## BEGIN RECORDS SUPPLIED

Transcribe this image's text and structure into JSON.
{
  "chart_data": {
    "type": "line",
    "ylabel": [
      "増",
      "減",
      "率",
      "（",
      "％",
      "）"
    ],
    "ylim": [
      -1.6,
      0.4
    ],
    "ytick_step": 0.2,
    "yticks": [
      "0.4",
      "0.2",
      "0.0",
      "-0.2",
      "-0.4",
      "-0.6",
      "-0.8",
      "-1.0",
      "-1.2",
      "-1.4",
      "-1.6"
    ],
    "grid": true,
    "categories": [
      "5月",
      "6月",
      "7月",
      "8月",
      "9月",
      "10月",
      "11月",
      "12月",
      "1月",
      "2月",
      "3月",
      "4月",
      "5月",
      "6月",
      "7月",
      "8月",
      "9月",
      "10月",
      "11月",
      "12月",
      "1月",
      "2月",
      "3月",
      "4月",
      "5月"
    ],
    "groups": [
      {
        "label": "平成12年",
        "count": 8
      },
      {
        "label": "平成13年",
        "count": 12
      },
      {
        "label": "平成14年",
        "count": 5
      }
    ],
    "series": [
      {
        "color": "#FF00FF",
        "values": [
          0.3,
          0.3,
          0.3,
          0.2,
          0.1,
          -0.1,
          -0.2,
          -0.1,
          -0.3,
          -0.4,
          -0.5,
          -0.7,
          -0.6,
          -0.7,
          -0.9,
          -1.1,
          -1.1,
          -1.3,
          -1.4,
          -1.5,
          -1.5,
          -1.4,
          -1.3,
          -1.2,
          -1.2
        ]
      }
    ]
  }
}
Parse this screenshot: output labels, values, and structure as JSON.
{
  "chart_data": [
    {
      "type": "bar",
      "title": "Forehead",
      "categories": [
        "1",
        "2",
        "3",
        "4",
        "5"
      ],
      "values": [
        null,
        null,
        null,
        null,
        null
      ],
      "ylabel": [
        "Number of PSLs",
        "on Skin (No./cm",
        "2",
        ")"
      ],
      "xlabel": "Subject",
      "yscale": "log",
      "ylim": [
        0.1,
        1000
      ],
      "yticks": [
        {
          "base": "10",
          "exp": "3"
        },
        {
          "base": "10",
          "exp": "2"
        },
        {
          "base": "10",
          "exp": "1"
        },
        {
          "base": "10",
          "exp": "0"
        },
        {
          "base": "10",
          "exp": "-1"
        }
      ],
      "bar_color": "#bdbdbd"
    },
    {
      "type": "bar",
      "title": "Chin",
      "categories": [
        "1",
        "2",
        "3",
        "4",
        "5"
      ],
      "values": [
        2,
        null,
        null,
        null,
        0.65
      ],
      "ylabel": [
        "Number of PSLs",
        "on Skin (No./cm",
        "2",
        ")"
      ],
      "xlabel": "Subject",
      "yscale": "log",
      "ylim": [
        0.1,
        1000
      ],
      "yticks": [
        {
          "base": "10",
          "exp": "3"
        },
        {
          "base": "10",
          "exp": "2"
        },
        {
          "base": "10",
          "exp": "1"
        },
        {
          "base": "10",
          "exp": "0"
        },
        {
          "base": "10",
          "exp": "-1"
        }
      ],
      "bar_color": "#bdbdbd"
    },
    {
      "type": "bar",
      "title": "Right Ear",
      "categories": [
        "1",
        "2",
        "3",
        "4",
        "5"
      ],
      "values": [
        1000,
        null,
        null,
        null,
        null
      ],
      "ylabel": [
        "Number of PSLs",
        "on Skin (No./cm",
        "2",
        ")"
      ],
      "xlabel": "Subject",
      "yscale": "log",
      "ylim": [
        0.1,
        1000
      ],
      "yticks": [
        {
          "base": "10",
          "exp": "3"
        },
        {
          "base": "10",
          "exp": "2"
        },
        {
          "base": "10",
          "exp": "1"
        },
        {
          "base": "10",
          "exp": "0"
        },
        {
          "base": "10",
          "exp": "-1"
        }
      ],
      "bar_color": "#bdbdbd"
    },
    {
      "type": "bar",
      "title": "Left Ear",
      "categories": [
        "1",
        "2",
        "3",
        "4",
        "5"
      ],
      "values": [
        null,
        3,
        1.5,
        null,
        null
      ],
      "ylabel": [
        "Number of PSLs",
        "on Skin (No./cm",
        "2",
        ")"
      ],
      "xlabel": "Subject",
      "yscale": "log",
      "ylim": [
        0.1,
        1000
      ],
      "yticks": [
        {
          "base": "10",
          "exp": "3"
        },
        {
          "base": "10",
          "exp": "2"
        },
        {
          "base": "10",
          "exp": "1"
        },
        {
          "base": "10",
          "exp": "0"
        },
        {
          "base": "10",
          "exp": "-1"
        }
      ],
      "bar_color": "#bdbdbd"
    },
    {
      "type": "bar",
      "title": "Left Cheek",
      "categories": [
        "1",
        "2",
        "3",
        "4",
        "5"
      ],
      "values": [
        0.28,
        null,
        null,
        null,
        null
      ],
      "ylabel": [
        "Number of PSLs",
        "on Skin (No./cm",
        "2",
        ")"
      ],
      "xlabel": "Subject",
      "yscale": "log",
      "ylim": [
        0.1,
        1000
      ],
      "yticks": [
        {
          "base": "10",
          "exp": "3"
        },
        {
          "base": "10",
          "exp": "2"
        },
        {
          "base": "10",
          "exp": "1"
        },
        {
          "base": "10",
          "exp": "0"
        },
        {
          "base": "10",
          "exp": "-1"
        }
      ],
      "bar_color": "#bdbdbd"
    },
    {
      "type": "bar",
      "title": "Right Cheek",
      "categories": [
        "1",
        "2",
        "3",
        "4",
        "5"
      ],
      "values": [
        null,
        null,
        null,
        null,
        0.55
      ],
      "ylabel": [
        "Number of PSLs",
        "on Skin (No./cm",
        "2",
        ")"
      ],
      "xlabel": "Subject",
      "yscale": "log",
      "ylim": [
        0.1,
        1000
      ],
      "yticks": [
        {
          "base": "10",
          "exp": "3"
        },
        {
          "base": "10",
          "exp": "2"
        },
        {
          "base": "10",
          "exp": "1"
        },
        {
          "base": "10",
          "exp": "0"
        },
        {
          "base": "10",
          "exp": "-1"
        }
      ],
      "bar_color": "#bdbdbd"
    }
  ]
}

## END RECORDS SUPPLIED

▸ WHAT THE TASK ASKS
State, as a bare number, how many lines of the listing hold the word "title".

▸ OUTPUT FOR THIS TASK
6